— START OF Record list —
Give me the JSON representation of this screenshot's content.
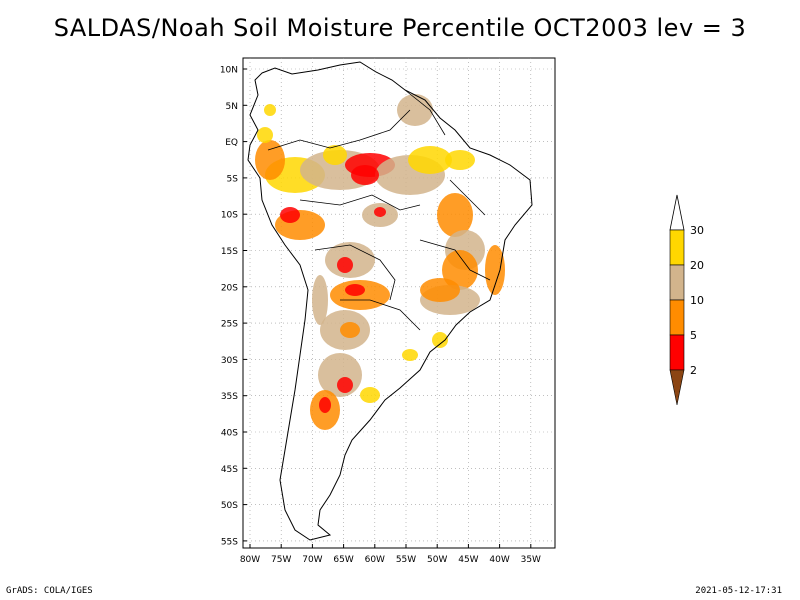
{
  "title": "SALDAS/Noah Soil Moisture Percentile OCT2003 lev = 3",
  "footer": {
    "left": "GrADS: COLA/IGES",
    "right": "2021-05-12-17:31"
  },
  "axes": {
    "lat_labels": [
      "10N",
      "5N",
      "EQ",
      "5S",
      "10S",
      "15S",
      "20S",
      "25S",
      "30S",
      "35S",
      "40S",
      "45S",
      "50S",
      "55S"
    ],
    "lon_labels": [
      "80W",
      "75W",
      "70W",
      "65W",
      "60W",
      "55W",
      "50W",
      "45W",
      "40W",
      "35W"
    ]
  },
  "legend": {
    "labels": [
      "2",
      "5",
      "10",
      "20",
      "30"
    ],
    "colors": [
      "#8b4513",
      "#ff0000",
      "#ff8c00",
      "#d2b48c",
      "#ffd700"
    ]
  },
  "colors": {
    "dark_brown": "#8b4513",
    "red": "#ff0000",
    "orange": "#ff8c00",
    "tan": "#d2b48c",
    "gold": "#ffd700"
  }
}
— END OF Record list —
→ **The request**: Copy every line above word for word and exclude the pictures.

→ **Answer in full**:
Give me the JSON representation of this screenshot's content.
{
  "title": "SALDAS/Noah Soil Moisture Percentile OCT2003 lev = 3",
  "footer": {
    "left": "GrADS: COLA/IGES",
    "right": "2021-05-12-17:31"
  },
  "axes": {
    "lat_labels": [
      "10N",
      "5N",
      "EQ",
      "5S",
      "10S",
      "15S",
      "20S",
      "25S",
      "30S",
      "35S",
      "40S",
      "45S",
      "50S",
      "55S"
    ],
    "lon_labels": [
      "80W",
      "75W",
      "70W",
      "65W",
      "60W",
      "55W",
      "50W",
      "45W",
      "40W",
      "35W"
    ]
  },
  "legend": {
    "labels": [
      "2",
      "5",
      "10",
      "20",
      "30"
    ],
    "colors": [
      "#8b4513",
      "#ff0000",
      "#ff8c00",
      "#d2b48c",
      "#ffd700"
    ]
  },
  "colors": {
    "dark_brown": "#8b4513",
    "red": "#ff0000",
    "orange": "#ff8c00",
    "tan": "#d2b48c",
    "gold": "#ffd700"
  }
}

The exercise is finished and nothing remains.